La disputa per il territorio urbano


In questo articolo Raùl Zibechi racconta la sua esperienza e ricerca nella città di Cordoba in mezzo ai gruppi autorganizzati e ai settori popolari. Attraverso questo racconto ci parla della metamorfosi subita dal movimento dei piqueteros.

Dopo il 2001 una parte scelse la strada istituzionale e elettorale alleandosi con i governi progressisti di Nestor Kirchner e Cristina Fernandez, ma una buona parte cominciò il proprio radicamento nei quartieri popolari delle città portando il conflitto nel quotidiano attraverso l’organizzazione dal basso per risolvere i problemi collettivamente e vivere bene qui e ora.

(Record di elementi e coordinate)
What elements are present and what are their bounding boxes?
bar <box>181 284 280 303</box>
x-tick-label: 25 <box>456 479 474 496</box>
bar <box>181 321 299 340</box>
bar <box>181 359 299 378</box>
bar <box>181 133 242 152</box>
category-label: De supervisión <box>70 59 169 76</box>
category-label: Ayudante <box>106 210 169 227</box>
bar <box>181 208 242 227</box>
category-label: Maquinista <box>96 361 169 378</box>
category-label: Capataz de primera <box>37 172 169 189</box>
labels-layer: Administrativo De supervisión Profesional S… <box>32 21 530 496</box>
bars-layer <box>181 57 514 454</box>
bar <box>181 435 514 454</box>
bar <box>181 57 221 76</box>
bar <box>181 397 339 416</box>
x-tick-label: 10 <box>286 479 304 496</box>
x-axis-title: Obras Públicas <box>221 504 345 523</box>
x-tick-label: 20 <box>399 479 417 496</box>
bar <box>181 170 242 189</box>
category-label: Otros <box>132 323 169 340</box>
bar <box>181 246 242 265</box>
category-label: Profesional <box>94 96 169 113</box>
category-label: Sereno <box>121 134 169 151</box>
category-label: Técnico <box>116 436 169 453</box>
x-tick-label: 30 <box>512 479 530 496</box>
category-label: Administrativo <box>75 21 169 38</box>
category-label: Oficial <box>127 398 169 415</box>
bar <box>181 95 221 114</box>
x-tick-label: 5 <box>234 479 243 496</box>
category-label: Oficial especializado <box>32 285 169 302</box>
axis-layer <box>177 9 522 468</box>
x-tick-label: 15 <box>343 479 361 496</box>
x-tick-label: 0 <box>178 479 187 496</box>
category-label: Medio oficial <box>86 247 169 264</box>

## COMPITO DA SVOLGERE:
Prosegui il brano sulla disputa per il territorio urbano, riprendendo subito dopo la sua ultima frase.

## RISPOSTA ALL'ESERCIZIO:
Raùl Zibechi

Seduto intorno a un cerchio in cui partecipano più di 100 persone, Mari lancia una frase che è contemporaneamente un programma politico: se “los de abajo” non ci guardiamo tra  di noi, nessun altro ci guarda. Mari milita nel “Encuentro de Organizaciones” (EO [1]), uno dei gruppi con più lavoro territoriale a Cordoba (Argentina), partecipa all’Università Trashumante, ha circa 50 anni ed è un educatrice popolare di“los de abajo”.

Quando si compiono due decenni dall’inizio del ciclo delle lotte dei Piqueteros (1997-2002) sembra che sia il momento giusto per valutare dove siamo, cosa rimane e cosa è evaporato da quella promettente esperienza in cui i disoccupati occuparono il centro della scena politica Argentina, rendendosi protagonisti delle giornate del 19 e 20 dicembre 2001, date che hanno cambiato la storia del Paese.

Una delle principali innovazioni che portò il Movimento Piquetero fu un enorme salto in avanti verso l’organizzazione territoriale nelle periferie urbane che hanno subito la deindustrializzazione della decade neoliberale del 1990. Poi una parte importante del movimento si disorganizzò o si incorporò nelle istituzioni (attraverso la cooptazione da parte dei governi progressisti o rivolgendosi verso il campo elettorale).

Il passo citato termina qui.